- Set task -
How many lines in the entries below contain "content"? Answer with the number only.

- Raw records -
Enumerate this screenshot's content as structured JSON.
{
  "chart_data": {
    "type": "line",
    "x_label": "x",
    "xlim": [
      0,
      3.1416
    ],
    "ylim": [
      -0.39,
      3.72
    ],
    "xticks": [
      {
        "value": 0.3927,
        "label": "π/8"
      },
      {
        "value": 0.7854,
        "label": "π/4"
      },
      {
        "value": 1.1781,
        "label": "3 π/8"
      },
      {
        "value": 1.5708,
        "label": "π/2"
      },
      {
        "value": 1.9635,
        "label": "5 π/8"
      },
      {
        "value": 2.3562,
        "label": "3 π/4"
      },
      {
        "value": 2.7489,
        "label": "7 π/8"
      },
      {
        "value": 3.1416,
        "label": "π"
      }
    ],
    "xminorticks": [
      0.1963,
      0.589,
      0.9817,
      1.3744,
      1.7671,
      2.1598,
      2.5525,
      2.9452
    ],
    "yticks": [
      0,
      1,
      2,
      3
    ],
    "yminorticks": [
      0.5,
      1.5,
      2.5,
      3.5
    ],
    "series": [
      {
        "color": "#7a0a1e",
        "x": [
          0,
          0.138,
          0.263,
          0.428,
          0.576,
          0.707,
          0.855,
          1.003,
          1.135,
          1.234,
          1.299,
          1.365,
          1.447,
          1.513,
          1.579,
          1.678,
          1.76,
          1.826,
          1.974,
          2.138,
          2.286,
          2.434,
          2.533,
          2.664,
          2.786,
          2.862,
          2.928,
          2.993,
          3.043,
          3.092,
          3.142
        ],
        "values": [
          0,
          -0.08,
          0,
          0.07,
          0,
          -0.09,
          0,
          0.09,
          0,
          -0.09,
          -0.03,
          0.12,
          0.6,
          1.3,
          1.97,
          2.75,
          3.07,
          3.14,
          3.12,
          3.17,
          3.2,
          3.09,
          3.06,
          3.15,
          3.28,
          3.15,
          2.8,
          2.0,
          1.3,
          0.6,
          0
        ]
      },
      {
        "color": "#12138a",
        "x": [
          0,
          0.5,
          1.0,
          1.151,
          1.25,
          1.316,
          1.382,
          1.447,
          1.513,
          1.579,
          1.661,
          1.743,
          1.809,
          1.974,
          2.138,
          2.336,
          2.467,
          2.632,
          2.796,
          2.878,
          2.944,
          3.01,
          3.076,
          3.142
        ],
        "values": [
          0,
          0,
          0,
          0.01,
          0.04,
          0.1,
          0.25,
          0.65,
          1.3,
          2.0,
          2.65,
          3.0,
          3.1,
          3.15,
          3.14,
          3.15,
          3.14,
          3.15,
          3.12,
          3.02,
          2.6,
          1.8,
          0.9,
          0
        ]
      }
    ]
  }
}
--
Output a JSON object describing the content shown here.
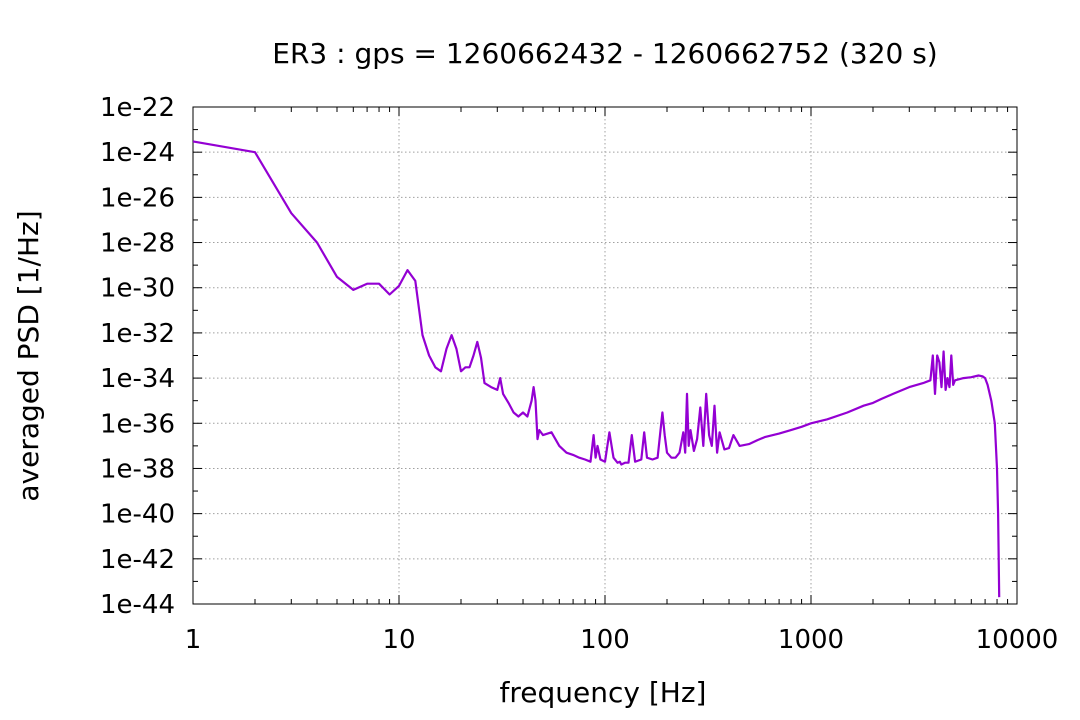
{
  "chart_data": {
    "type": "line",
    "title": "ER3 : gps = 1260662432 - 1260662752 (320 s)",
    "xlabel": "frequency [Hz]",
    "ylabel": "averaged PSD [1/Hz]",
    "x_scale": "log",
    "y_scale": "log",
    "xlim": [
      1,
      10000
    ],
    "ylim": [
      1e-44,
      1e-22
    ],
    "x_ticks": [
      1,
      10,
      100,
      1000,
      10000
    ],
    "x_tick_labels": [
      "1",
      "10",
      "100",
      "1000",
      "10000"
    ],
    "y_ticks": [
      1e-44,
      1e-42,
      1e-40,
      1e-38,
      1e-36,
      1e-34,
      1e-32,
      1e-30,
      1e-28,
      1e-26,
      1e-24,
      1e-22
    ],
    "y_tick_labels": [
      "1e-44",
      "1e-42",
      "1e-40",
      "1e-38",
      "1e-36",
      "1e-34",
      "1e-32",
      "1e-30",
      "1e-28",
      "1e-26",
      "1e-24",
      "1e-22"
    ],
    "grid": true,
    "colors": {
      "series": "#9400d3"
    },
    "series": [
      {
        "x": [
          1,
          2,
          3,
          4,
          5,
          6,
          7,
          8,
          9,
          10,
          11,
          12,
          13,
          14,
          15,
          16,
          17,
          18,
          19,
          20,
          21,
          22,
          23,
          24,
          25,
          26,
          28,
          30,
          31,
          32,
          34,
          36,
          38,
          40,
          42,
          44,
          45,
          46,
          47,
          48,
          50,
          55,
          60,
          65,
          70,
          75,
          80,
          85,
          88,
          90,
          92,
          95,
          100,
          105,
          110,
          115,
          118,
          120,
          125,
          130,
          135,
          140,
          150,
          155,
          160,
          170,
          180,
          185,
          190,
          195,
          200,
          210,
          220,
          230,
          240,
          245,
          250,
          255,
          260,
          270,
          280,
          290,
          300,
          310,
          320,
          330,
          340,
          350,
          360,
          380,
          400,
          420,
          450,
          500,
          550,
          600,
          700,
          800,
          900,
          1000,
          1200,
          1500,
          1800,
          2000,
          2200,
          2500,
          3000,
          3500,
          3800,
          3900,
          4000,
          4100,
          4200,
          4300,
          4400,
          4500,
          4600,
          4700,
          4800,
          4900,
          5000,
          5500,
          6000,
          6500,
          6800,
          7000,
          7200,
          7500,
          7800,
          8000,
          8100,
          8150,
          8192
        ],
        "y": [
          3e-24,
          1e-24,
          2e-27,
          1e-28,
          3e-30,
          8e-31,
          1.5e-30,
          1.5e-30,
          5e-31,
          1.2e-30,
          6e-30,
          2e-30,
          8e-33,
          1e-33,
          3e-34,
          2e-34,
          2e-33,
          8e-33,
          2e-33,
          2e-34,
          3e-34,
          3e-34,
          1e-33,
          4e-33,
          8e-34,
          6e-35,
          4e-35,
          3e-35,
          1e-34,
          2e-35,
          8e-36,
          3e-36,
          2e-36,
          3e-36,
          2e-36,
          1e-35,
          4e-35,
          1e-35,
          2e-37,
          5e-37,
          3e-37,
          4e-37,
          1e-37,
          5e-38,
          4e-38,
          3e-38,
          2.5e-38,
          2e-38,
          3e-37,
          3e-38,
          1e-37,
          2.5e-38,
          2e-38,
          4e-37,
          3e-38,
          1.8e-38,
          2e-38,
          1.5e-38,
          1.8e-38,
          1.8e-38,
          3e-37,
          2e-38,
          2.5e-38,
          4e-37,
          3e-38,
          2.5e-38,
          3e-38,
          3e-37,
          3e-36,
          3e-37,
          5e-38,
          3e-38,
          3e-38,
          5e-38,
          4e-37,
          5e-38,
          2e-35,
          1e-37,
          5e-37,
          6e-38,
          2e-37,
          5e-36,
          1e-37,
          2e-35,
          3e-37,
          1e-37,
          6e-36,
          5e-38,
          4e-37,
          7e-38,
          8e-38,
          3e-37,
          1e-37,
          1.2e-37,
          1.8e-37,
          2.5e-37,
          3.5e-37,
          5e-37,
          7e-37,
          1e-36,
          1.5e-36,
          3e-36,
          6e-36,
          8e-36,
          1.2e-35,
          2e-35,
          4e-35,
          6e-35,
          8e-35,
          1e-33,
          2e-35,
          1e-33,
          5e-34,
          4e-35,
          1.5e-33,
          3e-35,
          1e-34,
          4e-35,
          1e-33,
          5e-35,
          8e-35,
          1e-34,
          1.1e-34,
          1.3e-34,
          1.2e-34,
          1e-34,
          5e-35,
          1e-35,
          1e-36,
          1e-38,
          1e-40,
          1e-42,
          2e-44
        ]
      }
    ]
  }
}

- Answer to the task -
2